Aos anos incríveis da vida de todos nós

Por Fabiane Corrêa Monteiro

Tive uma professora que, na Faculdade de Letras, mais especificamente em uma cadeira de Teoria Literária, sempre recorria à etimologia da palavra recordar para defini-la: sendo um vocábulo resultante da junção entre um prefixo que significa repetir e a palavra cordis, termo que em latim significa coração, recordar nada mais é que passar novamente pelo coração — trazer para a memória vivências significativas e emocionantes, ainda que sob um ponto de vista carregado de saudade, e sentir novamente tudo que na ocasião despertaram.

- _Linhas do conjunto de dados_:
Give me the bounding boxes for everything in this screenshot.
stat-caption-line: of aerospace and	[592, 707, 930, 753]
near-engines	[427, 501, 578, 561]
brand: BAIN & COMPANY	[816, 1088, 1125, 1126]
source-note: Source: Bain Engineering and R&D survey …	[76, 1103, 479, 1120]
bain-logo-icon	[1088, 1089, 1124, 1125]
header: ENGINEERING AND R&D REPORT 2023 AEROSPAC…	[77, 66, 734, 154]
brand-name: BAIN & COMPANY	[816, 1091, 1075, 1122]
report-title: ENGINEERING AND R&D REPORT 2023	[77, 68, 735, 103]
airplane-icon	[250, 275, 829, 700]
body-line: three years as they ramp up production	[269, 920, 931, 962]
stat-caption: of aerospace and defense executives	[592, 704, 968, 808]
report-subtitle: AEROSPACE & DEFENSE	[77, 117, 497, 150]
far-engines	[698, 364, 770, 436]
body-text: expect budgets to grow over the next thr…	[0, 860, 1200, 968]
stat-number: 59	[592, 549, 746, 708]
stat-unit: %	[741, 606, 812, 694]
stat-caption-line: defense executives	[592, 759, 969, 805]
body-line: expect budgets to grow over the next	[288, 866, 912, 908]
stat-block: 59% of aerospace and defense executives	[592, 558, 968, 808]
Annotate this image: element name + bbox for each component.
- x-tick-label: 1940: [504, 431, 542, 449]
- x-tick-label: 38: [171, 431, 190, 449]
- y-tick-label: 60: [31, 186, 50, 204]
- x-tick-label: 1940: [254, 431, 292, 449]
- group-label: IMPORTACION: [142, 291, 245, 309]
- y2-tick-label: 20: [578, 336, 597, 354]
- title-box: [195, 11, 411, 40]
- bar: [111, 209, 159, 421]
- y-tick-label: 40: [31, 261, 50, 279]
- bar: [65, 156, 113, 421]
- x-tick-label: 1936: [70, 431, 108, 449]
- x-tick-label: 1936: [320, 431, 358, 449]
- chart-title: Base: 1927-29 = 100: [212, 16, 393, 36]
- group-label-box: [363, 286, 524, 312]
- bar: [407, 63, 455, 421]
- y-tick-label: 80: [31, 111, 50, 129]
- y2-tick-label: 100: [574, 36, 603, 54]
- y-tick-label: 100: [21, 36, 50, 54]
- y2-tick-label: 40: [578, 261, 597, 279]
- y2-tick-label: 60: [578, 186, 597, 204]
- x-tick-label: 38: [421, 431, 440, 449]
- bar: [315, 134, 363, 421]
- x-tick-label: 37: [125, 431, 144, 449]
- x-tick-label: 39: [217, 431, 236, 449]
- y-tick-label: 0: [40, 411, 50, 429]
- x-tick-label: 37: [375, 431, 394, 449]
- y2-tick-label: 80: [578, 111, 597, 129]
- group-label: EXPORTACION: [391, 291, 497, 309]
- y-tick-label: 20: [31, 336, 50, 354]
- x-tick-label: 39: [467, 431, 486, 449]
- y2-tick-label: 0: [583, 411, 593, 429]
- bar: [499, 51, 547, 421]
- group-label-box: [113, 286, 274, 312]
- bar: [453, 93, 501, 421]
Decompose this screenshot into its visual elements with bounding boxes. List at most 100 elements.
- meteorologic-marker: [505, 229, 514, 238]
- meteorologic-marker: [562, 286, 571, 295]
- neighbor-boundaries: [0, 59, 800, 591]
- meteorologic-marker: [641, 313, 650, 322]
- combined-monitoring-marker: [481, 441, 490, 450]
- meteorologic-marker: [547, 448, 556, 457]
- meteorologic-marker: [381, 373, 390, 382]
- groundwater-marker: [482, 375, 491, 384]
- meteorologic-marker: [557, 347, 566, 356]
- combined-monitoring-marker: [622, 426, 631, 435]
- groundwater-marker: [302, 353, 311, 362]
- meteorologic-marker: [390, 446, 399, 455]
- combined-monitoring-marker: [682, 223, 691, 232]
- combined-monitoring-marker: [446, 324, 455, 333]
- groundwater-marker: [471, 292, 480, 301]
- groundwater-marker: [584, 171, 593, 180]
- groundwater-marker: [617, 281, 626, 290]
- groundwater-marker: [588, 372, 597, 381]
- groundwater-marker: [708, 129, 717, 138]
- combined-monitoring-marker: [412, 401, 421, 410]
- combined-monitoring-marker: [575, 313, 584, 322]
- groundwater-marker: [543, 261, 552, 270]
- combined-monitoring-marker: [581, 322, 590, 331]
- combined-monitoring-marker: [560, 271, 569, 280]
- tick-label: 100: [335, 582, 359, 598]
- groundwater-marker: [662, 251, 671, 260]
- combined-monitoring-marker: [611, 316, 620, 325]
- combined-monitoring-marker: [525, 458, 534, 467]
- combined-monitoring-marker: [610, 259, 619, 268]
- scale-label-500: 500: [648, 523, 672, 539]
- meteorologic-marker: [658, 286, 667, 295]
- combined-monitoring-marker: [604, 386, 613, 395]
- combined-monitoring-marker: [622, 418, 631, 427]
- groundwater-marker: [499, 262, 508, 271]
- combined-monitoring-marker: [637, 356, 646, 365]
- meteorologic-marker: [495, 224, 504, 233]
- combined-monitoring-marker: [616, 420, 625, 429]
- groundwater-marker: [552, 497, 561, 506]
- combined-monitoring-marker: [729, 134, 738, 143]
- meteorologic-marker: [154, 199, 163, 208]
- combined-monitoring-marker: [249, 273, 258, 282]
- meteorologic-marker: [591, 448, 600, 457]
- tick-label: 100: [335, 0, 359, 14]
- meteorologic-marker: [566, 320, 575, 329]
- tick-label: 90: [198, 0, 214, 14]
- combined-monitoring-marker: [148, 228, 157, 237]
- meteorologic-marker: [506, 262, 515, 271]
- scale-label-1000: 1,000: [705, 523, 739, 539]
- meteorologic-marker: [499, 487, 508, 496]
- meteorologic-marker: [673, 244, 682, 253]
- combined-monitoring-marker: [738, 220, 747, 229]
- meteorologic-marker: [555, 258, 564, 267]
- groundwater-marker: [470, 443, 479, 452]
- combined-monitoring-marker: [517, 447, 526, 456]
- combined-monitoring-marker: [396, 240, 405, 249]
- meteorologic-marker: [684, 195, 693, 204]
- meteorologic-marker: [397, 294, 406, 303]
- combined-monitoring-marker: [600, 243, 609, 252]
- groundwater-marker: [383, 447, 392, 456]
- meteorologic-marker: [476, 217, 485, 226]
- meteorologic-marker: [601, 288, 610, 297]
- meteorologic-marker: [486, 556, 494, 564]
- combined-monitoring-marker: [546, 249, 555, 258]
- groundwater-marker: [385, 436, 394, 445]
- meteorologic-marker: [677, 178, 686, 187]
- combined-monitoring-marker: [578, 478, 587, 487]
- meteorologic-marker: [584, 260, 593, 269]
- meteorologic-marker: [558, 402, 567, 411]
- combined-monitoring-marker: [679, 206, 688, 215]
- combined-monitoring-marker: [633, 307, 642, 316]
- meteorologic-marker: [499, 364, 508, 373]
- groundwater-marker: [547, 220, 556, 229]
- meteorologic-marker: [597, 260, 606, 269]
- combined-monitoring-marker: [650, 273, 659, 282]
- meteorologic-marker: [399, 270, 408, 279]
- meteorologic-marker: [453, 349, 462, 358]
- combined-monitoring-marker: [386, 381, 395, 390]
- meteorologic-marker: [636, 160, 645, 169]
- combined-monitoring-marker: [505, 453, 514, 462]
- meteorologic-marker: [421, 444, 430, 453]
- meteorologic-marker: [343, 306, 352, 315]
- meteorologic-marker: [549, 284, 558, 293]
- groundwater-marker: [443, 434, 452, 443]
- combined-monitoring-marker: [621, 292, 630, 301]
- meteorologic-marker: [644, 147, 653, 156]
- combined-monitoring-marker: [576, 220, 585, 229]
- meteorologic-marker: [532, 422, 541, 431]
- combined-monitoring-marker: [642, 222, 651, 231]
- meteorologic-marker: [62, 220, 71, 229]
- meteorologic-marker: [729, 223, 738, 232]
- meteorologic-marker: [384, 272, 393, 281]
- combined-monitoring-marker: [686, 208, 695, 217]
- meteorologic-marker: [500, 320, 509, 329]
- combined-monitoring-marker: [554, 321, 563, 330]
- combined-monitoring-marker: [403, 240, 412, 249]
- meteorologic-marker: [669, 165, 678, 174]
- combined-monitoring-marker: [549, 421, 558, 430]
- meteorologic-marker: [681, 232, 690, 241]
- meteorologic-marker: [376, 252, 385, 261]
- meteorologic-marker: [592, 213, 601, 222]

- _DESCRIÇÃO DO EXERCÍCIO_: No trecho da página, qual é o significado do termo latino cordis? Essas linhas foram tiradas de outra fonte.

- _RESPOSTA DO EXERCÍCIO_: Em latim, cordis significa coração.